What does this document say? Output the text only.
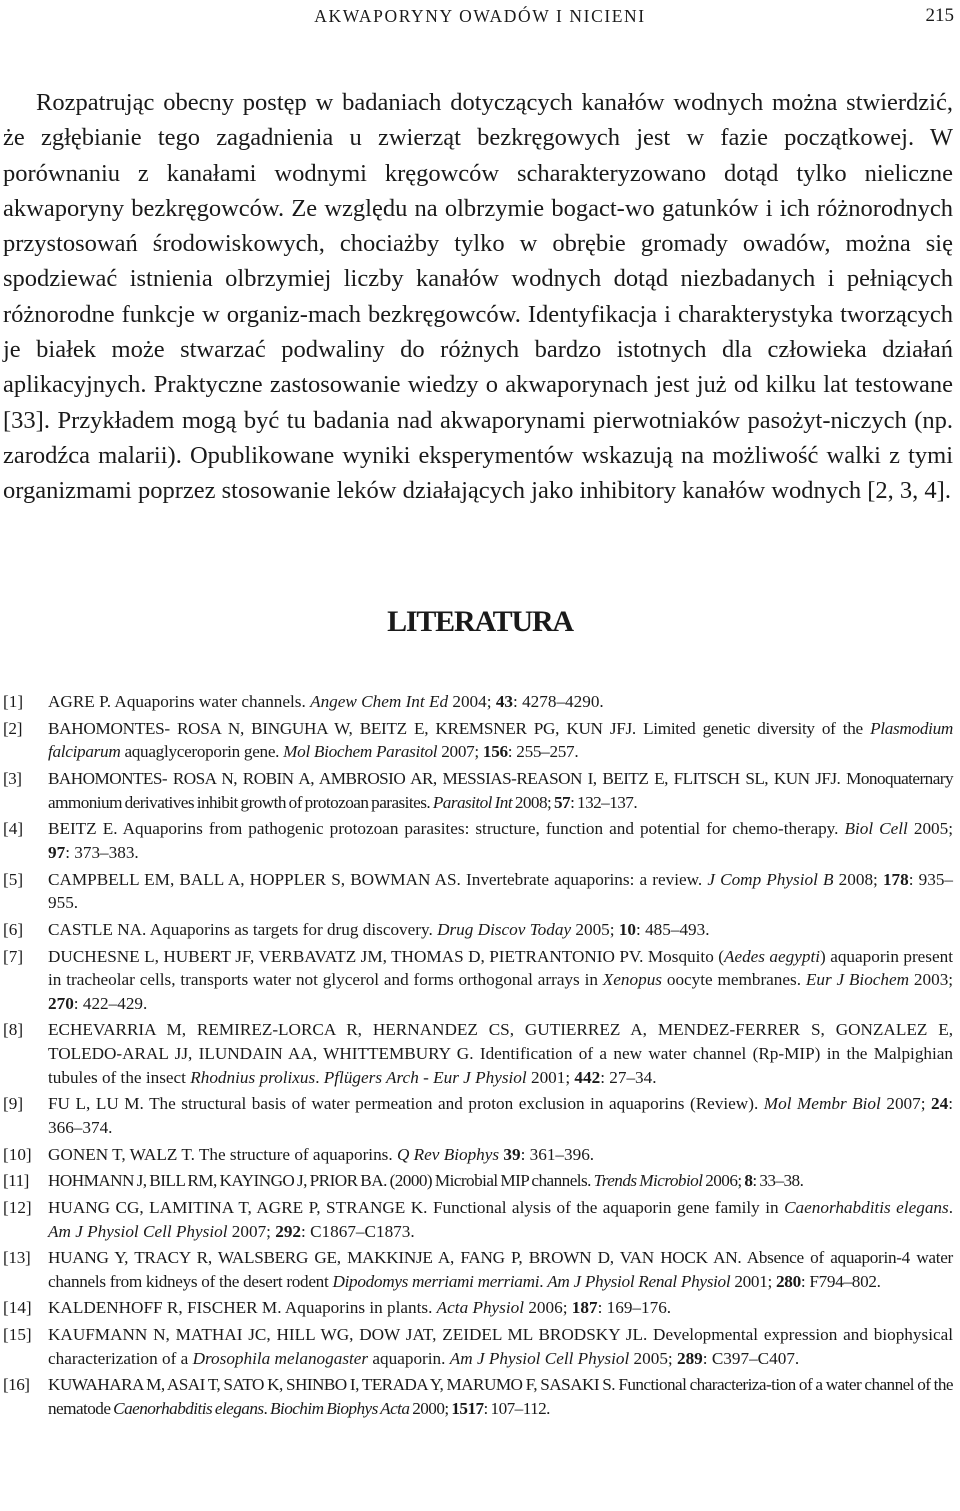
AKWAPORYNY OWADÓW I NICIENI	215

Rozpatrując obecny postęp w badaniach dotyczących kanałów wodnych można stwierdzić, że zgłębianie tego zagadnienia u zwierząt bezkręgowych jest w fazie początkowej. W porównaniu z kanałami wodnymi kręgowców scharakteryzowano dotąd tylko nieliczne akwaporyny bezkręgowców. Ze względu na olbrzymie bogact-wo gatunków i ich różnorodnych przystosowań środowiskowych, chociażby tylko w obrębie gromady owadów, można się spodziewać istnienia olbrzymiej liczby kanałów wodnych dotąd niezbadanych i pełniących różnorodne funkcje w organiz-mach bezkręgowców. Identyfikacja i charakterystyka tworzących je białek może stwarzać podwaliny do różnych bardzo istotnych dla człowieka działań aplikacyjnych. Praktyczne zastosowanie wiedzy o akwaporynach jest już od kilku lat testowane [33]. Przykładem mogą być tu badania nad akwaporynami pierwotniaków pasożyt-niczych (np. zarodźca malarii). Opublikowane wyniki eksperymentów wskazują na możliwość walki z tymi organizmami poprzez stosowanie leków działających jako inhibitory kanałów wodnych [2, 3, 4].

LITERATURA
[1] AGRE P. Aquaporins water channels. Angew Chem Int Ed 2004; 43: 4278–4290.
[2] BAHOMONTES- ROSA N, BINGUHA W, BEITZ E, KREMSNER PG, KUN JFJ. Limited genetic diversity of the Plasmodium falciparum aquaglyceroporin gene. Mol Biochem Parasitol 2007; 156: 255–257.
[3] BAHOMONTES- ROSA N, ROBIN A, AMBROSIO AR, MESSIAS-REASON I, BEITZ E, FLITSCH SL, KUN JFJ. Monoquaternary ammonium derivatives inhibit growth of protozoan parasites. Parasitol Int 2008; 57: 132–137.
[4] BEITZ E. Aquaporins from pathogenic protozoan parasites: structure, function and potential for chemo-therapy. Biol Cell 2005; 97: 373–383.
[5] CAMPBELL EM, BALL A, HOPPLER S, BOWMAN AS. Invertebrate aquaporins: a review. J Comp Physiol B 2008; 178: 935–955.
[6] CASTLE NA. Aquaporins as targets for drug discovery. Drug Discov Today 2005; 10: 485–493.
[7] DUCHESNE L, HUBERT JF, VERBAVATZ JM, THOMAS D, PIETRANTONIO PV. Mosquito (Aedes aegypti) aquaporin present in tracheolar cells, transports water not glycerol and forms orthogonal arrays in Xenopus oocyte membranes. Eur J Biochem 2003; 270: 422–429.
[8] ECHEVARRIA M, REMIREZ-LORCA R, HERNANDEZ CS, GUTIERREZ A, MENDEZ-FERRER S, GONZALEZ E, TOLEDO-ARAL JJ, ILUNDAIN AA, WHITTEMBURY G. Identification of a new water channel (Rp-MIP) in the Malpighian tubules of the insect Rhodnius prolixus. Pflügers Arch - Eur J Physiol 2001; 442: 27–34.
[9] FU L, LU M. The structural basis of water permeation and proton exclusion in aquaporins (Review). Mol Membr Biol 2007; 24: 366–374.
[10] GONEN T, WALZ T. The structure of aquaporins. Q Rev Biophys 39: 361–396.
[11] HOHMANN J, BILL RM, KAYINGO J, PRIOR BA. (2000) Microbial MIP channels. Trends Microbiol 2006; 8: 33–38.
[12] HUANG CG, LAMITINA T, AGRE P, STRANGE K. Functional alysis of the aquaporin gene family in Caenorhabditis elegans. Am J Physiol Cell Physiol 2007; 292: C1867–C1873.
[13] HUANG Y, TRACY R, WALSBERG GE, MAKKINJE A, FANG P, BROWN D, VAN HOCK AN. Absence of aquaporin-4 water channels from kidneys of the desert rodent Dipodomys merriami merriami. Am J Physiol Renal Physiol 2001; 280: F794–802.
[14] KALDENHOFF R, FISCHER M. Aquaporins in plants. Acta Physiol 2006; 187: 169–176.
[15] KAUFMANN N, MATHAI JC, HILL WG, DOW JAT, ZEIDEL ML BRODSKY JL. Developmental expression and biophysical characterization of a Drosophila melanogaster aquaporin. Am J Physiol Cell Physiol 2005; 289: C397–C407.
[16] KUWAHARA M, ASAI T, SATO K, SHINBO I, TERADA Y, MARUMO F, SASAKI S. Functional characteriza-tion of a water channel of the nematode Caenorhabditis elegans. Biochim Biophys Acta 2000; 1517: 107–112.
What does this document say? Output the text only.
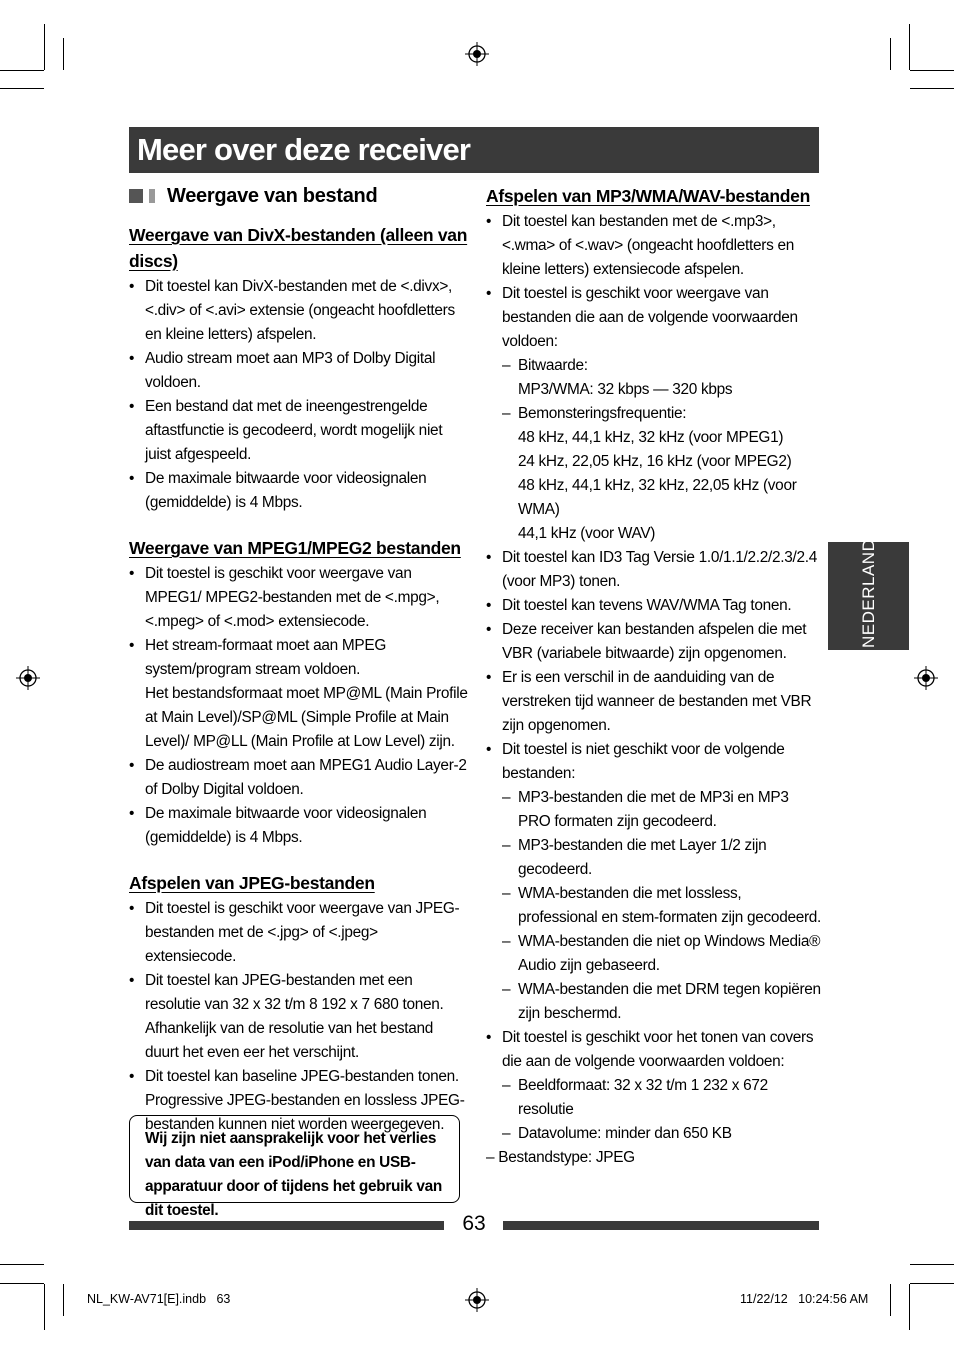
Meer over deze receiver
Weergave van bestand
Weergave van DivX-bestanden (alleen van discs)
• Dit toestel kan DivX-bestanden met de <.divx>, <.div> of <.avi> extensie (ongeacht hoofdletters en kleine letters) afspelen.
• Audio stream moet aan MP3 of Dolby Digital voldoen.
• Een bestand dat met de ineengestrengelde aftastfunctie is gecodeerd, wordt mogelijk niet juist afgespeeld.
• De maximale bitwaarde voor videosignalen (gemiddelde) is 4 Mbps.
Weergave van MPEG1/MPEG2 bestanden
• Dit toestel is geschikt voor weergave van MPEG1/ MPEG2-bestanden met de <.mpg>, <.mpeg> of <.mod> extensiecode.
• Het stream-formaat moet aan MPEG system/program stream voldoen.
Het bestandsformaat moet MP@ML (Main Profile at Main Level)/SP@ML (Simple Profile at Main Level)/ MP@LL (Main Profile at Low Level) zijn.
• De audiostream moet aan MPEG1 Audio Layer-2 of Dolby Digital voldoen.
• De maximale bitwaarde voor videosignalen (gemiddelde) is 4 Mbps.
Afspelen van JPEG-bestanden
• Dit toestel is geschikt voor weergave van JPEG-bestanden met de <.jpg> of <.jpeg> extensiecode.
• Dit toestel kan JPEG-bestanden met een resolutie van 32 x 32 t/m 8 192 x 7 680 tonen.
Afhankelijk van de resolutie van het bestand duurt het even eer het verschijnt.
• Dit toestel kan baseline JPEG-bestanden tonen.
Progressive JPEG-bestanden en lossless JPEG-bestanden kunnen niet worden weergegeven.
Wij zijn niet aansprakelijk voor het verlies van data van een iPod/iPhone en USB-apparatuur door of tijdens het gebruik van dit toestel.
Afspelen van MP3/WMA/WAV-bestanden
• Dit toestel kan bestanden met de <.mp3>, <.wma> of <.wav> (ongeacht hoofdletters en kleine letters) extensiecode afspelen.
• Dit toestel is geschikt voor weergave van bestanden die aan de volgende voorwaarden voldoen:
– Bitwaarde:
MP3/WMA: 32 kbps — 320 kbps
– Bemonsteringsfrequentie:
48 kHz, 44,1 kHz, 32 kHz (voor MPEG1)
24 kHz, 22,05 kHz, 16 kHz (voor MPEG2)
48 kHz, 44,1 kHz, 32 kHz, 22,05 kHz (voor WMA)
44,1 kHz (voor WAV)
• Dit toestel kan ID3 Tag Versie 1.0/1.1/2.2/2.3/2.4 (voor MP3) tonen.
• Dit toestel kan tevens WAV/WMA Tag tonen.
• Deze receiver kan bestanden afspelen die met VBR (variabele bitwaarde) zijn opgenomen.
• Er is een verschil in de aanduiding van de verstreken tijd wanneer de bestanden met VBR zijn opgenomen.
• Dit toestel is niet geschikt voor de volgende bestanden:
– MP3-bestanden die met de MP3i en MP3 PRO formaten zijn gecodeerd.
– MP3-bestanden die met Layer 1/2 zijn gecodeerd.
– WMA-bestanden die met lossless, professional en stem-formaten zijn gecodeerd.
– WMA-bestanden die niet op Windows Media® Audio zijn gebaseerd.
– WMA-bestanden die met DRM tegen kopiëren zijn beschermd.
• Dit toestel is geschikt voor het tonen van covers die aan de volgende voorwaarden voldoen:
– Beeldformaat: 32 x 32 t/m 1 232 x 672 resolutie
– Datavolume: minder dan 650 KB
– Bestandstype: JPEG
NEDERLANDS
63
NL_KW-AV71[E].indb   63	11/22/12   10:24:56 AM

════

» Task
Among the entries, how many lines hold the word "channels"? Please answer with only that number.

» Output
3